### Listed entries

········

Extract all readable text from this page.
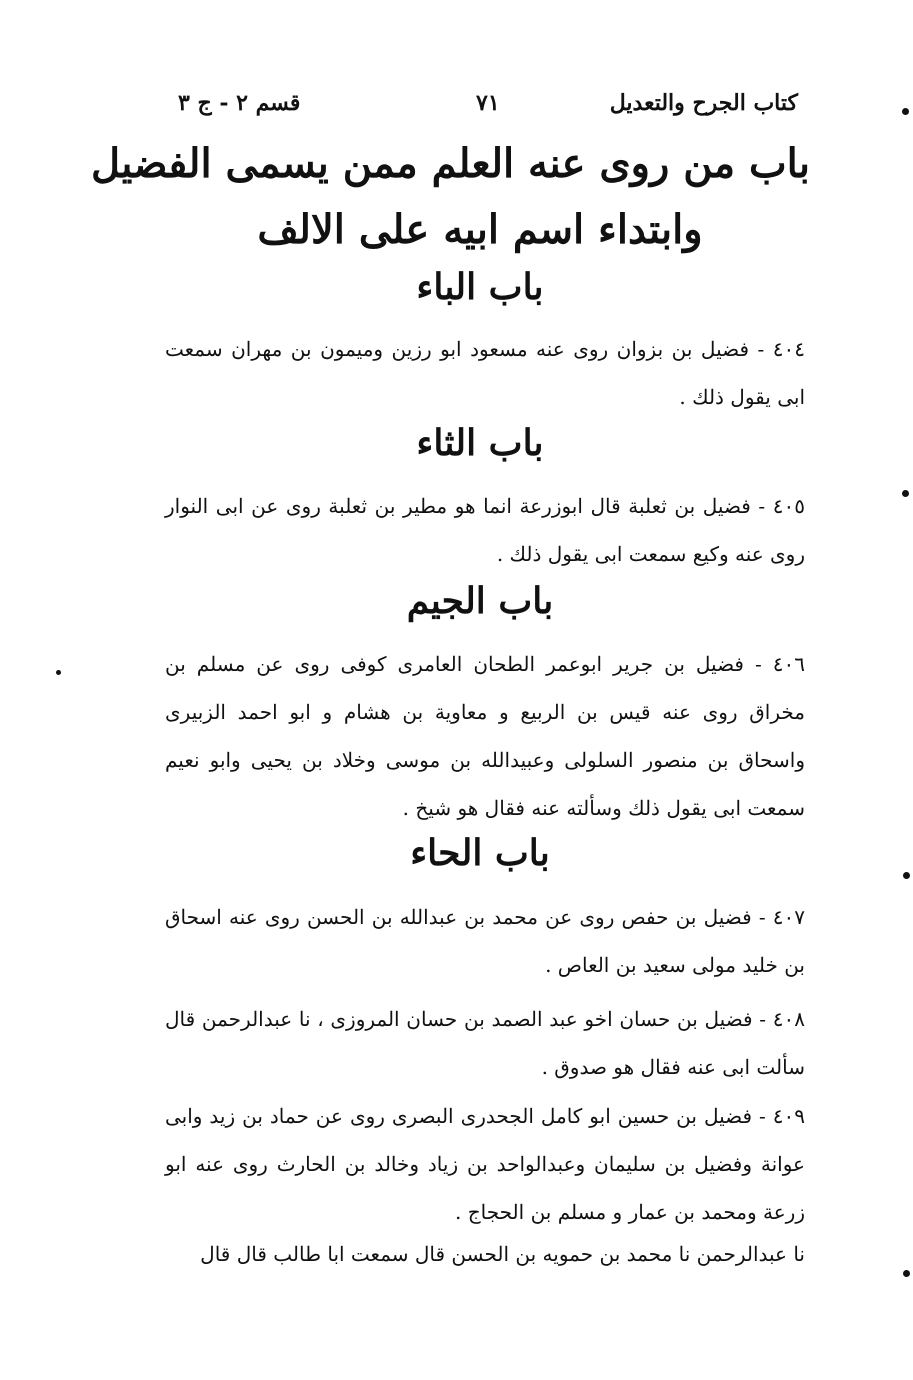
كتاب الجرح والتعديل
٧١
قسم ٢ - ج ٣
باب من روى عنه العلم ممن يسمى الفضيل
وابتداء اسم ابيه على الالف
باب الباء
٤٠٤ - فضيل بن بزوان روى عنه مسعود ابو رزين وميمون بن مهران سمعت ابى يقول ذلك .
باب الثاء
٤٠٥ - فضيل بن ثعلبة قال ابوزرعة انما هو مطير بن ثعلبة روى عن ابى النوار روى عنه وكيع سمعت ابى يقول ذلك .
باب الجيم
٤٠٦ - فضيل بن جرير ابوعمر الطحان العامرى كوفى روى عن مسلم بن مخراق روى عنه قيس بن الربيع و معاوية بن هشام و ابو احمد الزبيرى واسحاق بن منصور السلولى وعبيدالله بن موسى وخلاد بن يحيى وابو نعيم سمعت ابى يقول ذلك وسألته عنه فقال هو شيخ .
باب الحاء
٤٠٧ - فضيل بن حفص روى عن محمد بن عبدالله بن الحسن روى عنه اسحاق بن خليد مولى سعيد بن العاص .
٤٠٨ - فضيل بن حسان اخو عبد الصمد بن حسان المروزى ، نا عبدالرحمن قال سألت ابى عنه فقال هو صدوق .
٤٠٩ - فضيل بن حسين ابو كامل الجحدرى البصرى روى عن حماد بن زيد وابى عوانة وفضيل بن سليمان وعبدالواحد بن زياد وخالد بن الحارث روى عنه ابو زرعة ومحمد بن عمار و مسلم بن الحجاج .
نا عبدالرحمن نا محمد بن حمويه بن الحسن قال سمعت ابا طالب قال قال
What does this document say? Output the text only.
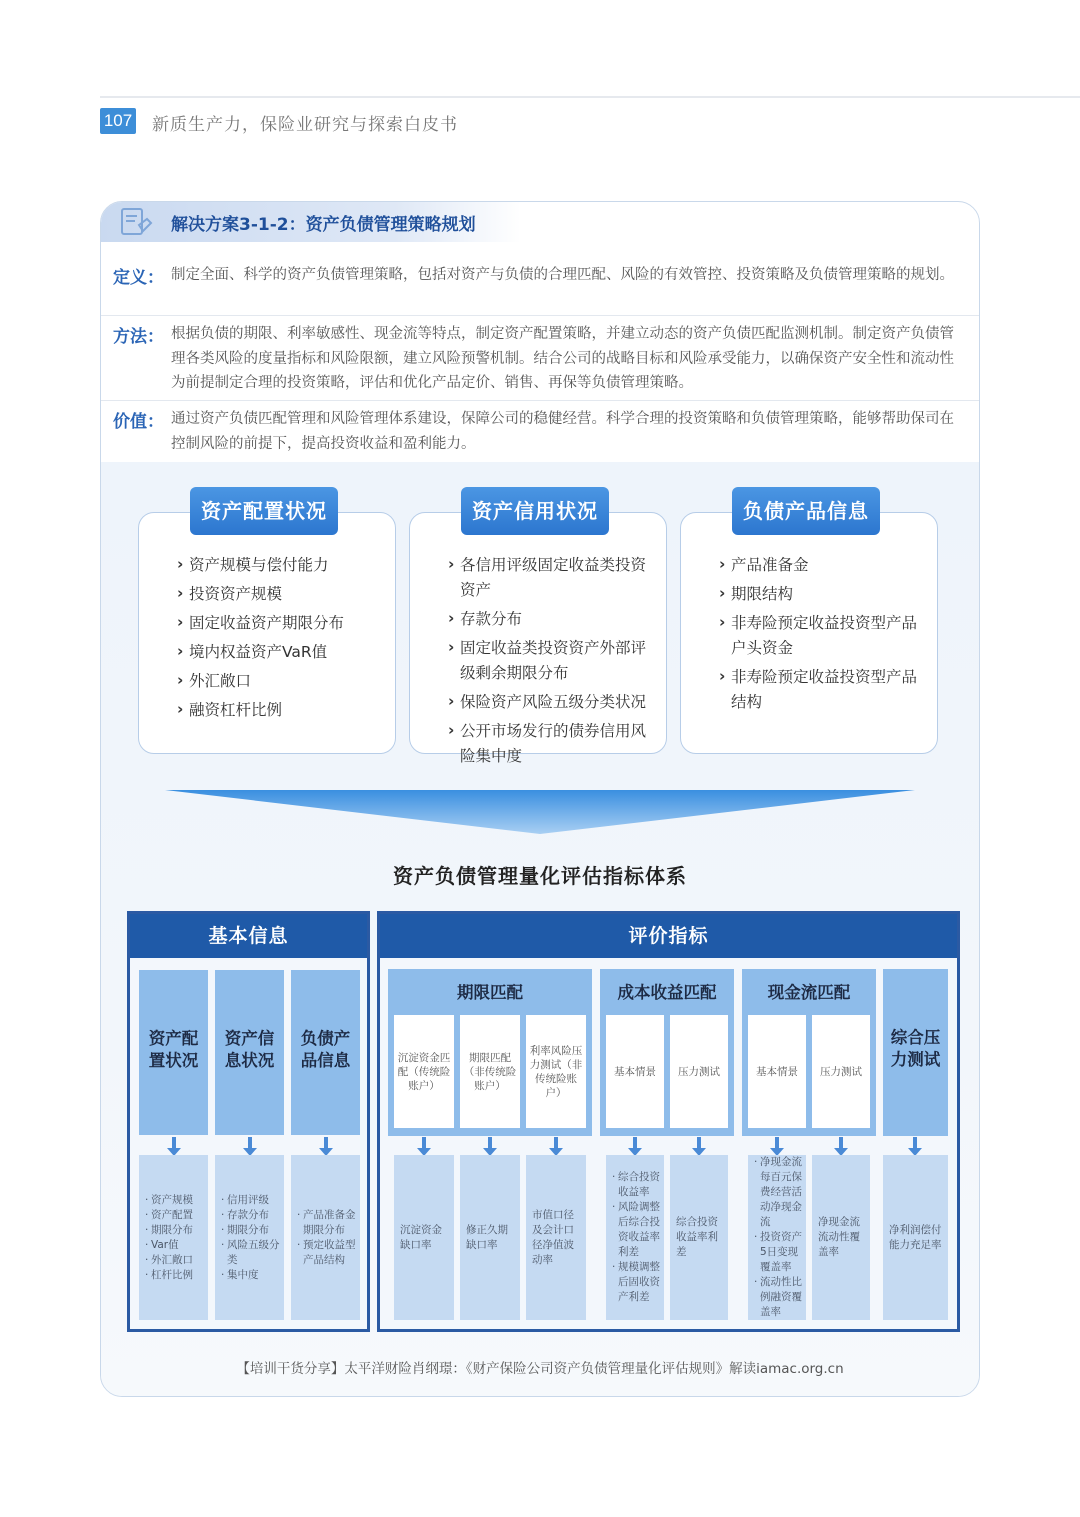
107 新质生产力，保险业研究与探索白皮书
解决方案3-1-2：资产负债管理策略规划
定义： 制定全面、科学的资产负债管理策略，包括对资产与负债的合理匹配、风险的有效管控、投资策略及负债管理策略的规划。
方法： 根据负债的期限、利率敏感性、现金流等特点，制定资产配置策略，并建立动态的资产负债匹配监测机制。制定资产负债管理各类风险的度量指标和风险限额，建立风险预警机制。结合公司的战略目标和风险承受能力，以确保资产安全性和流动性为前提制定合理的投资策略，评估和优化产品定价、销售、再保等负债管理策略。
价值： 通过资产负债匹配管理和风险管理体系建设，保障公司的稳健经营。科学合理的投资策略和负债管理策略，能够帮助保司在控制风险的前提下，提高投资收益和盈利能力。
› 资产规模与偿付能力
› 投资资产规模
› 固定收益资产期限分布
› 境内权益资产VaR值
› 外汇敞口
› 融资杠杆比例
资产配置状况
› 各信用评级固定收益类投资资产
› 存款分布
› 固定收益类投资资产外部评级剩余期限分布
› 保险资产风险五级分类状况
› 公开市场发行的债券信用风险集中度
资产信用状况
› 产品准备金
› 期限结构
› 非寿险预定收益投资型产品户头资金
› 非寿险预定收益投资型产品结构
负债产品信息
资产负债管理量化评估指标体系
基本信息
资产配置状况
资产信息状况
负债产品信息
· 资产规模
· 资产配置
· 期限分布
· Var值
· 外汇敞口
· 杠杆比例
· 信用评级
· 存款分布
· 期限分布
· 风险五级分类
· 集中度
· 产品准备金期限分布
· 预定收益型产品结构
评价指标
期限匹配
沉淀资金匹配（传统险账户）
期限匹配（非传统险账户）
利率风险压力测试（非传统险账户）
成本收益匹配
基本情景	压力测试
现金流匹配
基本情景	压力测试
综合压力测试
沉淀资金缺口率
修正久期缺口率
市值口径及会计口径净值波动率
· 综合投资收益率
· 风险调整后综合投资收益率利差
· 规模调整后固收资产利差
综合投资收益率利差
· 净现金流每百元保费经营活动净现金流
· 投资资产5日变现覆盖率
· 流动性比例融资覆盖率
净现金流流动性覆盖率
净利润偿付能力充足率
【培训干货分享】太平洋财险肖纲璟：《财产保险公司资产负债管理量化评估规则》解读iamac.org.cn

········

### What you have to do
The data should be printed again unchanged; leave its pictures out.

### Answer to this task
Extract all readable text from this page.
كتاب الجرح والتعديل
٧١
قسم ٢ - ج ٣
باب من روى عنه العلم ممن يسمى الفضيل
وابتداء اسم ابيه على الالف
باب الباء
٤٠٤ - فضيل بن بزوان روى عنه مسعود ابو رزين وميمون بن مهران سمعت ابى يقول ذلك .
باب الثاء
٤٠٥ - فضيل بن ثعلبة قال ابوزرعة انما هو مطير بن ثعلبة روى عن ابى النوار روى عنه وكيع سمعت ابى يقول ذلك .
باب الجيم
٤٠٦ - فضيل بن جرير ابوعمر الطحان العامرى كوفى روى عن مسلم بن مخراق روى عنه قيس بن الربيع و معاوية بن هشام و ابو احمد الزبيرى واسحاق بن منصور السلولى وعبيدالله بن موسى وخلاد بن يحيى وابو نعيم سمعت ابى يقول ذلك وسألته عنه فقال هو شيخ .
باب الحاء
٤٠٧ - فضيل بن حفص روى عن محمد بن عبدالله بن الحسن روى عنه اسحاق بن خليد مولى سعيد بن العاص .
٤٠٨ - فضيل بن حسان اخو عبد الصمد بن حسان المروزى ، نا عبدالرحمن قال سألت ابى عنه فقال هو صدوق .
٤٠٩ - فضيل بن حسين ابو كامل الجحدرى البصرى روى عن حماد بن زيد وابى عوانة وفضيل بن سليمان وعبدالواحد بن زياد وخالد بن الحارث روى عنه ابو زرعة ومحمد بن عمار و مسلم بن الحجاج .
نا عبدالرحمن نا محمد بن حمويه بن الحسن قال سمعت ابا طالب قال قال
What does this document say? Output the text only.
107 新质生产力，保险业研究与探索白皮书
解决方案3-1-2：资产负债管理策略规划
定义： 制定全面、科学的资产负债管理策略，包括对资产与负债的合理匹配、风险的有效管控、投资策略及负债管理策略的规划。
方法： 根据负债的期限、利率敏感性、现金流等特点，制定资产配置策略，并建立动态的资产负债匹配监测机制。制定资产负债管理各类风险的度量指标和风险限额，建立风险预警机制。结合公司的战略目标和风险承受能力，以确保资产安全性和流动性为前提制定合理的投资策略，评估和优化产品定价、销售、再保等负债管理策略。
价值： 通过资产负债匹配管理和风险管理体系建设，保障公司的稳健经营。科学合理的投资策略和负债管理策略，能够帮助保司在控制风险的前提下，提高投资收益和盈利能力。
› 资产规模与偿付能力
› 投资资产规模
› 固定收益资产期限分布
› 境内权益资产VaR值
› 外汇敞口
› 融资杠杆比例
资产配置状况
› 各信用评级固定收益类投资资产
› 存款分布
› 固定收益类投资资产外部评级剩余期限分布
› 保险资产风险五级分类状况
› 公开市场发行的债券信用风险集中度
资产信用状况
› 产品准备金
› 期限结构
› 非寿险预定收益投资型产品户头资金
› 非寿险预定收益投资型产品结构
负债产品信息
资产负债管理量化评估指标体系
基本信息
资产配置状况
资产信息状况
负债产品信息
· 资产规模
· 资产配置
· 期限分布
· Var值
· 外汇敞口
· 杠杆比例
· 信用评级
· 存款分布
· 期限分布
· 风险五级分类
· 集中度
· 产品准备金期限分布
· 预定收益型产品结构
评价指标
期限匹配
沉淀资金匹配（传统险账户）
期限匹配（非传统险账户）
利率风险压力测试（非传统险账户）
成本收益匹配
基本情景	压力测试
现金流匹配
基本情景	压力测试
综合压力测试
沉淀资金缺口率
修正久期缺口率
市值口径及会计口径净值波动率
· 综合投资收益率
· 风险调整后综合投资收益率利差
· 规模调整后固收资产利差
综合投资收益率利差
· 净现金流每百元保费经营活动净现金流
· 投资资产5日变现覆盖率
· 流动性比例融资覆盖率
净现金流流动性覆盖率
净利润偿付能力充足率
【培训干货分享】太平洋财险肖纲璟：《财产保险公司资产负债管理量化评估规则》解读iamac.org.cn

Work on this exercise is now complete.